REQUEST | Repeat everything in the material exactly.
━━ DATASET EXTRACT
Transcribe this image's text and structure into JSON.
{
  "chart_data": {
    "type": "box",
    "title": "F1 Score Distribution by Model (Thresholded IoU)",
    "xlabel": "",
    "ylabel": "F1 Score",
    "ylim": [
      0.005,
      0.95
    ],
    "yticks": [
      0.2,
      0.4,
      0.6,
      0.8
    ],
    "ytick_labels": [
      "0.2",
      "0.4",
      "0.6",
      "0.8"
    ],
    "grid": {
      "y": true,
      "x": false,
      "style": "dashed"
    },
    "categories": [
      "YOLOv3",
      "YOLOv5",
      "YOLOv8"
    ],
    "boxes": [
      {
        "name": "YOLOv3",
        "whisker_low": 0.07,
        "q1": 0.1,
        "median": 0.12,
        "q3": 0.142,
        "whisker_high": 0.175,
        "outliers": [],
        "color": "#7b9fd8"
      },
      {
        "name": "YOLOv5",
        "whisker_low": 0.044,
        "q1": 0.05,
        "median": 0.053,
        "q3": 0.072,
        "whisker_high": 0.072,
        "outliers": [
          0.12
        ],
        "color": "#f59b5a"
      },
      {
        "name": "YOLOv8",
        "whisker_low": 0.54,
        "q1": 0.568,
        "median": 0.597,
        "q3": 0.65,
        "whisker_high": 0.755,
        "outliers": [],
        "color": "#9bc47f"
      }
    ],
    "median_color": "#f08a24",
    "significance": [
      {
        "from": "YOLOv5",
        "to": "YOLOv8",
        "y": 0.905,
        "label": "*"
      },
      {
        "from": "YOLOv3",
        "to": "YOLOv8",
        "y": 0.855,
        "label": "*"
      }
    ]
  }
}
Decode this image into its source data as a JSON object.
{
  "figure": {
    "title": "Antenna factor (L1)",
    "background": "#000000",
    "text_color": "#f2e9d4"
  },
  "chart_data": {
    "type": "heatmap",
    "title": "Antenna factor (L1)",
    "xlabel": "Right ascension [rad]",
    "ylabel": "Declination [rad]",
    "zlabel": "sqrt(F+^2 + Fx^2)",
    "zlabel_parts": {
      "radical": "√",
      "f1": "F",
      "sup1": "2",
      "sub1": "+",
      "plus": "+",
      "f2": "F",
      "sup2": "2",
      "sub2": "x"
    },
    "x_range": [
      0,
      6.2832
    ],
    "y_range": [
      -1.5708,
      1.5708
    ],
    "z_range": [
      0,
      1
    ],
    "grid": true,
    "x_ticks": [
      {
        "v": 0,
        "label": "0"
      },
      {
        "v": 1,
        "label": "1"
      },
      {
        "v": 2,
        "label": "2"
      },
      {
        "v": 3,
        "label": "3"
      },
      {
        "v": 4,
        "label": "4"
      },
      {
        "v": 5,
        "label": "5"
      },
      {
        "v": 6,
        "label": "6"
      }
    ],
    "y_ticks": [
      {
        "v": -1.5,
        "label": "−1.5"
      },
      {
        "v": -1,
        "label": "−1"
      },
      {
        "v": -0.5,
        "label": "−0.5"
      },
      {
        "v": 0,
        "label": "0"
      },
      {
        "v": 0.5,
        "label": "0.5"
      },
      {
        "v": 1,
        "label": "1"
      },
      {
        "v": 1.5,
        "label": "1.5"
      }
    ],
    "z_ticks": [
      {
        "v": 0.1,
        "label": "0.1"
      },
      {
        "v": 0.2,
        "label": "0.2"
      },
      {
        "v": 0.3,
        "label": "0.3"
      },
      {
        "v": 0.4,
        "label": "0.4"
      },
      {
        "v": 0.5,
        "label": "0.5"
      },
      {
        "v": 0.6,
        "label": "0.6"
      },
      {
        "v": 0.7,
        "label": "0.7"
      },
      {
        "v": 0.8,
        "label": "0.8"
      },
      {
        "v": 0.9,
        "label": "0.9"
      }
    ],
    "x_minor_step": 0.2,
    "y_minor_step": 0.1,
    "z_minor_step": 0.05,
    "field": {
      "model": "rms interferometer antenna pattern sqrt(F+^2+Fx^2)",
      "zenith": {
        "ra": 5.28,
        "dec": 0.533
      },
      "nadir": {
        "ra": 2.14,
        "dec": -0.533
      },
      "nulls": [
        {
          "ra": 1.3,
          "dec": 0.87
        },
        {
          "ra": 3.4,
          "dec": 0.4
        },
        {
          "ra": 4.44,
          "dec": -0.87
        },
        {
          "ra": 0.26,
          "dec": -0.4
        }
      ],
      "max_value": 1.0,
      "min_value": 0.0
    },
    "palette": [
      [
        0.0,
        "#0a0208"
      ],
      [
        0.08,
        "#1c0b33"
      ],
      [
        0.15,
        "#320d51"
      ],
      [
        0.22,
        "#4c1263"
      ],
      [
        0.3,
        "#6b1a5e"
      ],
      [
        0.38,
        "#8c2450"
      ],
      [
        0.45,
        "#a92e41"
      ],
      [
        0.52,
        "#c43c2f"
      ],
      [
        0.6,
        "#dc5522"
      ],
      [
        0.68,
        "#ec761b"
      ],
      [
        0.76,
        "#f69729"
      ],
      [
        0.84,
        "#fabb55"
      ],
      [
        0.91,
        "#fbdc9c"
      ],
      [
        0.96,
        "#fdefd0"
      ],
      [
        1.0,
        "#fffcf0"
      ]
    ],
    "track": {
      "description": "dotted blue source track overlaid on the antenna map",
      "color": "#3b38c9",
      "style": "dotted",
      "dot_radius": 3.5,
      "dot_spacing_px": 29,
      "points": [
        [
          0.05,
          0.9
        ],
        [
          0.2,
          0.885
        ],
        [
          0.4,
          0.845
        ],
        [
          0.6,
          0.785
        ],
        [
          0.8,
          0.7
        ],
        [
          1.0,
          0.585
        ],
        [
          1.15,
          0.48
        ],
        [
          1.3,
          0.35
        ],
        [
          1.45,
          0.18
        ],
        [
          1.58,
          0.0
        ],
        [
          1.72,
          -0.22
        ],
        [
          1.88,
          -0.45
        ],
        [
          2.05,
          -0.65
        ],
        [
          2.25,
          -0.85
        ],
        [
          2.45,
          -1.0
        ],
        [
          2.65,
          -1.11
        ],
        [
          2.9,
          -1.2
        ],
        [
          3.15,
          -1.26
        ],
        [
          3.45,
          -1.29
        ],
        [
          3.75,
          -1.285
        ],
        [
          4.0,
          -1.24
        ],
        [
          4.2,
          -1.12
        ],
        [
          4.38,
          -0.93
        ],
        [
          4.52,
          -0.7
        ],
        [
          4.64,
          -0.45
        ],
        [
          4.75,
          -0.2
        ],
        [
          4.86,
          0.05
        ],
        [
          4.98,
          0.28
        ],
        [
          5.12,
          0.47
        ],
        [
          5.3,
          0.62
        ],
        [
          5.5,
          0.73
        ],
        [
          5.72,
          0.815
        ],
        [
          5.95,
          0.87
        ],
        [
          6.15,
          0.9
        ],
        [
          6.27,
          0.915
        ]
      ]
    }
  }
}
━━━━
SOLUTION |
Transcribe this image's text and structure into JSON.
{
  "chart_data": {
    "type": "box",
    "title": "F1 Score Distribution by Model (Thresholded IoU)",
    "xlabel": "",
    "ylabel": "F1 Score",
    "ylim": [
      0.005,
      0.95
    ],
    "yticks": [
      0.2,
      0.4,
      0.6,
      0.8
    ],
    "ytick_labels": [
      "0.2",
      "0.4",
      "0.6",
      "0.8"
    ],
    "grid": {
      "y": true,
      "x": false,
      "style": "dashed"
    },
    "categories": [
      "YOLOv3",
      "YOLOv5",
      "YOLOv8"
    ],
    "boxes": [
      {
        "name": "YOLOv3",
        "whisker_low": 0.07,
        "q1": 0.1,
        "median": 0.12,
        "q3": 0.142,
        "whisker_high": 0.175,
        "outliers": [],
        "color": "#7b9fd8"
      },
      {
        "name": "YOLOv5",
        "whisker_low": 0.044,
        "q1": 0.05,
        "median": 0.053,
        "q3": 0.072,
        "whisker_high": 0.072,
        "outliers": [
          0.12
        ],
        "color": "#f59b5a"
      },
      {
        "name": "YOLOv8",
        "whisker_low": 0.54,
        "q1": 0.568,
        "median": 0.597,
        "q3": 0.65,
        "whisker_high": 0.755,
        "outliers": [],
        "color": "#9bc47f"
      }
    ],
    "median_color": "#f08a24",
    "significance": [
      {
        "from": "YOLOv5",
        "to": "YOLOv8",
        "y": 0.905,
        "label": "*"
      },
      {
        "from": "YOLOv3",
        "to": "YOLOv8",
        "y": 0.855,
        "label": "*"
      }
    ]
  }
}
Decode this image into its source data as a JSON object.
{
  "figure": {
    "title": "Antenna factor (L1)",
    "background": "#000000",
    "text_color": "#f2e9d4"
  },
  "chart_data": {
    "type": "heatmap",
    "title": "Antenna factor (L1)",
    "xlabel": "Right ascension [rad]",
    "ylabel": "Declination [rad]",
    "zlabel": "sqrt(F+^2 + Fx^2)",
    "zlabel_parts": {
      "radical": "√",
      "f1": "F",
      "sup1": "2",
      "sub1": "+",
      "plus": "+",
      "f2": "F",
      "sup2": "2",
      "sub2": "x"
    },
    "x_range": [
      0,
      6.2832
    ],
    "y_range": [
      -1.5708,
      1.5708
    ],
    "z_range": [
      0,
      1
    ],
    "grid": true,
    "x_ticks": [
      {
        "v": 0,
        "label": "0"
      },
      {
        "v": 1,
        "label": "1"
      },
      {
        "v": 2,
        "label": "2"
      },
      {
        "v": 3,
        "label": "3"
      },
      {
        "v": 4,
        "label": "4"
      },
      {
        "v": 5,
        "label": "5"
      },
      {
        "v": 6,
        "label": "6"
      }
    ],
    "y_ticks": [
      {
        "v": -1.5,
        "label": "−1.5"
      },
      {
        "v": -1,
        "label": "−1"
      },
      {
        "v": -0.5,
        "label": "−0.5"
      },
      {
        "v": 0,
        "label": "0"
      },
      {
        "v": 0.5,
        "label": "0.5"
      },
      {
        "v": 1,
        "label": "1"
      },
      {
        "v": 1.5,
        "label": "1.5"
      }
    ],
    "z_ticks": [
      {
        "v": 0.1,
        "label": "0.1"
      },
      {
        "v": 0.2,
        "label": "0.2"
      },
      {
        "v": 0.3,
        "label": "0.3"
      },
      {
        "v": 0.4,
        "label": "0.4"
      },
      {
        "v": 0.5,
        "label": "0.5"
      },
      {
        "v": 0.6,
        "label": "0.6"
      },
      {
        "v": 0.7,
        "label": "0.7"
      },
      {
        "v": 0.8,
        "label": "0.8"
      },
      {
        "v": 0.9,
        "label": "0.9"
      }
    ],
    "x_minor_step": 0.2,
    "y_minor_step": 0.1,
    "z_minor_step": 0.05,
    "field": {
      "model": "rms interferometer antenna pattern sqrt(F+^2+Fx^2)",
      "zenith": {
        "ra": 5.28,
        "dec": 0.533
      },
      "nadir": {
        "ra": 2.14,
        "dec": -0.533
      },
      "nulls": [
        {
          "ra": 1.3,
          "dec": 0.87
        },
        {
          "ra": 3.4,
          "dec": 0.4
        },
        {
          "ra": 4.44,
          "dec": -0.87
        },
        {
          "ra": 0.26,
          "dec": -0.4
        }
      ],
      "max_value": 1.0,
      "min_value": 0.0
    },
    "palette": [
      [
        0.0,
        "#0a0208"
      ],
      [
        0.08,
        "#1c0b33"
      ],
      [
        0.15,
        "#320d51"
      ],
      [
        0.22,
        "#4c1263"
      ],
      [
        0.3,
        "#6b1a5e"
      ],
      [
        0.38,
        "#8c2450"
      ],
      [
        0.45,
        "#a92e41"
      ],
      [
        0.52,
        "#c43c2f"
      ],
      [
        0.6,
        "#dc5522"
      ],
      [
        0.68,
        "#ec761b"
      ],
      [
        0.76,
        "#f69729"
      ],
      [
        0.84,
        "#fabb55"
      ],
      [
        0.91,
        "#fbdc9c"
      ],
      [
        0.96,
        "#fdefd0"
      ],
      [
        1.0,
        "#fffcf0"
      ]
    ],
    "track": {
      "description": "dotted blue source track overlaid on the antenna map",
      "color": "#3b38c9",
      "style": "dotted",
      "dot_radius": 3.5,
      "dot_spacing_px": 29,
      "points": [
        [
          0.05,
          0.9
        ],
        [
          0.2,
          0.885
        ],
        [
          0.4,
          0.845
        ],
        [
          0.6,
          0.785
        ],
        [
          0.8,
          0.7
        ],
        [
          1.0,
          0.585
        ],
        [
          1.15,
          0.48
        ],
        [
          1.3,
          0.35
        ],
        [
          1.45,
          0.18
        ],
        [
          1.58,
          0.0
        ],
        [
          1.72,
          -0.22
        ],
        [
          1.88,
          -0.45
        ],
        [
          2.05,
          -0.65
        ],
        [
          2.25,
          -0.85
        ],
        [
          2.45,
          -1.0
        ],
        [
          2.65,
          -1.11
        ],
        [
          2.9,
          -1.2
        ],
        [
          3.15,
          -1.26
        ],
        [
          3.45,
          -1.29
        ],
        [
          3.75,
          -1.285
        ],
        [
          4.0,
          -1.24
        ],
        [
          4.2,
          -1.12
        ],
        [
          4.38,
          -0.93
        ],
        [
          4.52,
          -0.7
        ],
        [
          4.64,
          -0.45
        ],
        [
          4.75,
          -0.2
        ],
        [
          4.86,
          0.05
        ],
        [
          4.98,
          0.28
        ],
        [
          5.12,
          0.47
        ],
        [
          5.3,
          0.62
        ],
        [
          5.5,
          0.73
        ],
        [
          5.72,
          0.815
        ],
        [
          5.95,
          0.87
        ],
        [
          6.15,
          0.9
        ],
        [
          6.27,
          0.915
        ]
      ]
    }
  }
}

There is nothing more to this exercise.